◆ Dataset excerpts:
+===+

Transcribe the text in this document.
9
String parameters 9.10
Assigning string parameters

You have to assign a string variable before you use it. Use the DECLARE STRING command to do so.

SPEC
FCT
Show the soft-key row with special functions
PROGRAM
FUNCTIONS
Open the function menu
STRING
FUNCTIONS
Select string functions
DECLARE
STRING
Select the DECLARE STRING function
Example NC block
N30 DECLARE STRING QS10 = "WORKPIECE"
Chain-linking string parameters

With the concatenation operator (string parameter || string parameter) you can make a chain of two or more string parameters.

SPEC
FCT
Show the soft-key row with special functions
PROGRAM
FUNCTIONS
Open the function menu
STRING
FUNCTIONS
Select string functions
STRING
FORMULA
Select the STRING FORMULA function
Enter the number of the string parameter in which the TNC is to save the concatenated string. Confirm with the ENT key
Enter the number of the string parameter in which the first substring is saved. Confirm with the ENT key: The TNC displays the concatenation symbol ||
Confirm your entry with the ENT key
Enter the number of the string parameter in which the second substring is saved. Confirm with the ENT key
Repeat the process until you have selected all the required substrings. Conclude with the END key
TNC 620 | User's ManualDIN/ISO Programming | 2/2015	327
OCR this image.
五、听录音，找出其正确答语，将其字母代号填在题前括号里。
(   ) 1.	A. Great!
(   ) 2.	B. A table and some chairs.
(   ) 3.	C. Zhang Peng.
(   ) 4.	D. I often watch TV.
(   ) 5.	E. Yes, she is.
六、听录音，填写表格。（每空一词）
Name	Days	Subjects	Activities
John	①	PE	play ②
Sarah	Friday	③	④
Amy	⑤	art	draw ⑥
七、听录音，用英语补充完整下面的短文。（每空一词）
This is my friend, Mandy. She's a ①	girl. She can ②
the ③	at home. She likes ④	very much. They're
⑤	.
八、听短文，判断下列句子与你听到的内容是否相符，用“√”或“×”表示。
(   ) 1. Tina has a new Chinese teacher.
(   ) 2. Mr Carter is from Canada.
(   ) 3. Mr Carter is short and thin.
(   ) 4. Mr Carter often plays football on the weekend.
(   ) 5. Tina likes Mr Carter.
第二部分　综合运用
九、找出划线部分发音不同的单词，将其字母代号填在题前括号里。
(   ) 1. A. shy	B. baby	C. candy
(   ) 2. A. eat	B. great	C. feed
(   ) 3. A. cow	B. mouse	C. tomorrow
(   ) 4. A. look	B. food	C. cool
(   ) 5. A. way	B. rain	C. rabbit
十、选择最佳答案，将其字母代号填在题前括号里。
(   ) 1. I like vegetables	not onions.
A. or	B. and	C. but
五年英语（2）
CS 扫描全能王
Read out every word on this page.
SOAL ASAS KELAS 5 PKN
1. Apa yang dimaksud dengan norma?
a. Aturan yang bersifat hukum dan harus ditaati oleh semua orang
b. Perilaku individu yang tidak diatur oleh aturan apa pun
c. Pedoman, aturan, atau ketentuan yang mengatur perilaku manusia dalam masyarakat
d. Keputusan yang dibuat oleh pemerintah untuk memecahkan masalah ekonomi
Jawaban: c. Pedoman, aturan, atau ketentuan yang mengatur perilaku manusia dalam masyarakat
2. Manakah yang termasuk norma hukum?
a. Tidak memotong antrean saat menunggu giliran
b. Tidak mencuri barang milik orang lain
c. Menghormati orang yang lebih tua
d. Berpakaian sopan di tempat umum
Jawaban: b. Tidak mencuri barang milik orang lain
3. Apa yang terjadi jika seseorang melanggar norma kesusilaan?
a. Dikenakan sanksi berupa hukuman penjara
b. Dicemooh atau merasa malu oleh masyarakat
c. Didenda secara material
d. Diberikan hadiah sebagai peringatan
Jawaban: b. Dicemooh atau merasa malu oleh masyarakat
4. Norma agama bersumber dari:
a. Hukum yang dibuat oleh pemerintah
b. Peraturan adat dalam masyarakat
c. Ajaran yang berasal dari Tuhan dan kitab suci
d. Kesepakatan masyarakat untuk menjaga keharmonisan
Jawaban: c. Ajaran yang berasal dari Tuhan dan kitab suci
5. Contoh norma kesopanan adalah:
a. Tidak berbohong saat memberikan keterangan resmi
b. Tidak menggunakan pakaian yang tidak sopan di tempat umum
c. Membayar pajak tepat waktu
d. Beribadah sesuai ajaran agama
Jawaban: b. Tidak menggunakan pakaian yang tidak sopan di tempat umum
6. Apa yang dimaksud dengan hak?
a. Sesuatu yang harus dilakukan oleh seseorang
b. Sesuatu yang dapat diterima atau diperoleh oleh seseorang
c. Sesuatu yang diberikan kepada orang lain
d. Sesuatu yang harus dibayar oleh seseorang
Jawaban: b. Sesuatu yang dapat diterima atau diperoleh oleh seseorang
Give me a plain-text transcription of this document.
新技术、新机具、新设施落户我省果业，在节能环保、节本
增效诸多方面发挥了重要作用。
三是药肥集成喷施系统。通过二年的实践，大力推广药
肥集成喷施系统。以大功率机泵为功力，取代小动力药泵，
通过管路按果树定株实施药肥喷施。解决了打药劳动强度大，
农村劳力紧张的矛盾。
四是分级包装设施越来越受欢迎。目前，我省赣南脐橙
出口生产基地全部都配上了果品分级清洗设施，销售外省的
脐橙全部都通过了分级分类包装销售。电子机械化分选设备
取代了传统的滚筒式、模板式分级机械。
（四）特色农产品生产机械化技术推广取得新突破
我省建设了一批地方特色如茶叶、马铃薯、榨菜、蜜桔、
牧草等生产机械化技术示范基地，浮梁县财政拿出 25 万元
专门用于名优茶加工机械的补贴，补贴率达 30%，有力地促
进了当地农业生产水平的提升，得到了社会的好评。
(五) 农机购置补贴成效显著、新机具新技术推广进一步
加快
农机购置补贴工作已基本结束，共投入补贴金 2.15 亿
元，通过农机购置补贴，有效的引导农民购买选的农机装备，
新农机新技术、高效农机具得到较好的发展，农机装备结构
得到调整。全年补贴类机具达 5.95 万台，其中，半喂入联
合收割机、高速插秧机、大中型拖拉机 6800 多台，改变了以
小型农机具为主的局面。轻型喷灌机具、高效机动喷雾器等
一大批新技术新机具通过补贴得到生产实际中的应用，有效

+===+

◆ Do this:
Reproduce the full listing exactly.

◆ Answer in full:
Transcribe the text in this document.
9
String parameters 9.10
Assigning string parameters

You have to assign a string variable before you use it. Use the DECLARE STRING command to do so.

SPEC
FCT
Show the soft-key row with special functions
PROGRAM
FUNCTIONS
Open the function menu
STRING
FUNCTIONS
Select string functions
DECLARE
STRING
Select the DECLARE STRING function
Example NC block
N30 DECLARE STRING QS10 = "WORKPIECE"
Chain-linking string parameters

With the concatenation operator (string parameter || string parameter) you can make a chain of two or more string parameters.

SPEC
FCT
Show the soft-key row with special functions
PROGRAM
FUNCTIONS
Open the function menu
STRING
FUNCTIONS
Select string functions
STRING
FORMULA
Select the STRING FORMULA function
Enter the number of the string parameter in which the TNC is to save the concatenated string. Confirm with the ENT key
Enter the number of the string parameter in which the first substring is saved. Confirm with the ENT key: The TNC displays the concatenation symbol ||
Confirm your entry with the ENT key
Enter the number of the string parameter in which the second substring is saved. Confirm with the ENT key
Repeat the process until you have selected all the required substrings. Conclude with the END key
TNC 620 | User's ManualDIN/ISO Programming | 2/2015	327
OCR this image.
五、听录音，找出其正确答语，将其字母代号填在题前括号里。
(   ) 1.	A. Great!
(   ) 2.	B. A table and some chairs.
(   ) 3.	C. Zhang Peng.
(   ) 4.	D. I often watch TV.
(   ) 5.	E. Yes, she is.
六、听录音，填写表格。（每空一词）
Name	Days	Subjects	Activities
John	①	PE	play ②
Sarah	Friday	③	④
Amy	⑤	art	draw ⑥
七、听录音，用英语补充完整下面的短文。（每空一词）
This is my friend, Mandy. She's a ①	girl. She can ②
the ③	at home. She likes ④	very much. They're
⑤	.
八、听短文，判断下列句子与你听到的内容是否相符，用“√”或“×”表示。
(   ) 1. Tina has a new Chinese teacher.
(   ) 2. Mr Carter is from Canada.
(   ) 3. Mr Carter is short and thin.
(   ) 4. Mr Carter often plays football on the weekend.
(   ) 5. Tina likes Mr Carter.
第二部分　综合运用
九、找出划线部分发音不同的单词，将其字母代号填在题前括号里。
(   ) 1. A. shy	B. baby	C. candy
(   ) 2. A. eat	B. great	C. feed
(   ) 3. A. cow	B. mouse	C. tomorrow
(   ) 4. A. look	B. food	C. cool
(   ) 5. A. way	B. rain	C. rabbit
十、选择最佳答案，将其字母代号填在题前括号里。
(   ) 1. I like vegetables	not onions.
A. or	B. and	C. but
五年英语（2）
CS 扫描全能王
Read out every word on this page.
SOAL ASAS KELAS 5 PKN
1. Apa yang dimaksud dengan norma?
a. Aturan yang bersifat hukum dan harus ditaati oleh semua orang
b. Perilaku individu yang tidak diatur oleh aturan apa pun
c. Pedoman, aturan, atau ketentuan yang mengatur perilaku manusia dalam masyarakat
d. Keputusan yang dibuat oleh pemerintah untuk memecahkan masalah ekonomi
Jawaban: c. Pedoman, aturan, atau ketentuan yang mengatur perilaku manusia dalam masyarakat
2. Manakah yang termasuk norma hukum?
a. Tidak memotong antrean saat menunggu giliran
b. Tidak mencuri barang milik orang lain
c. Menghormati orang yang lebih tua
d. Berpakaian sopan di tempat umum
Jawaban: b. Tidak mencuri barang milik orang lain
3. Apa yang terjadi jika seseorang melanggar norma kesusilaan?
a. Dikenakan sanksi berupa hukuman penjara
b. Dicemooh atau merasa malu oleh masyarakat
c. Didenda secara material
d. Diberikan hadiah sebagai peringatan
Jawaban: b. Dicemooh atau merasa malu oleh masyarakat
4. Norma agama bersumber dari:
a. Hukum yang dibuat oleh pemerintah
b. Peraturan adat dalam masyarakat
c. Ajaran yang berasal dari Tuhan dan kitab suci
d. Kesepakatan masyarakat untuk menjaga keharmonisan
Jawaban: c. Ajaran yang berasal dari Tuhan dan kitab suci
5. Contoh norma kesopanan adalah:
a. Tidak berbohong saat memberikan keterangan resmi
b. Tidak menggunakan pakaian yang tidak sopan di tempat umum
c. Membayar pajak tepat waktu
d. Beribadah sesuai ajaran agama
Jawaban: b. Tidak menggunakan pakaian yang tidak sopan di tempat umum
6. Apa yang dimaksud dengan hak?
a. Sesuatu yang harus dilakukan oleh seseorang
b. Sesuatu yang dapat diterima atau diperoleh oleh seseorang
c. Sesuatu yang diberikan kepada orang lain
d. Sesuatu yang harus dibayar oleh seseorang
Jawaban: b. Sesuatu yang dapat diterima atau diperoleh oleh seseorang
Give me a plain-text transcription of this document.
新技术、新机具、新设施落户我省果业，在节能环保、节本
增效诸多方面发挥了重要作用。
三是药肥集成喷施系统。通过二年的实践，大力推广药
肥集成喷施系统。以大功率机泵为功力，取代小动力药泵，
通过管路按果树定株实施药肥喷施。解决了打药劳动强度大，
农村劳力紧张的矛盾。
四是分级包装设施越来越受欢迎。目前，我省赣南脐橙
出口生产基地全部都配上了果品分级清洗设施，销售外省的
脐橙全部都通过了分级分类包装销售。电子机械化分选设备
取代了传统的滚筒式、模板式分级机械。
（四）特色农产品生产机械化技术推广取得新突破
我省建设了一批地方特色如茶叶、马铃薯、榨菜、蜜桔、
牧草等生产机械化技术示范基地，浮梁县财政拿出 25 万元
专门用于名优茶加工机械的补贴，补贴率达 30%，有力地促
进了当地农业生产水平的提升，得到了社会的好评。
(五) 农机购置补贴成效显著、新机具新技术推广进一步
加快
农机购置补贴工作已基本结束，共投入补贴金 2.15 亿
元，通过农机购置补贴，有效的引导农民购买选的农机装备，
新农机新技术、高效农机具得到较好的发展，农机装备结构
得到调整。全年补贴类机具达 5.95 万台，其中，半喂入联
合收割机、高速插秧机、大中型拖拉机 6800 多台，改变了以
小型农机具为主的局面。轻型喷灌机具、高效机动喷雾器等
一大批新技术新机具通过补贴得到生产实际中的应用，有效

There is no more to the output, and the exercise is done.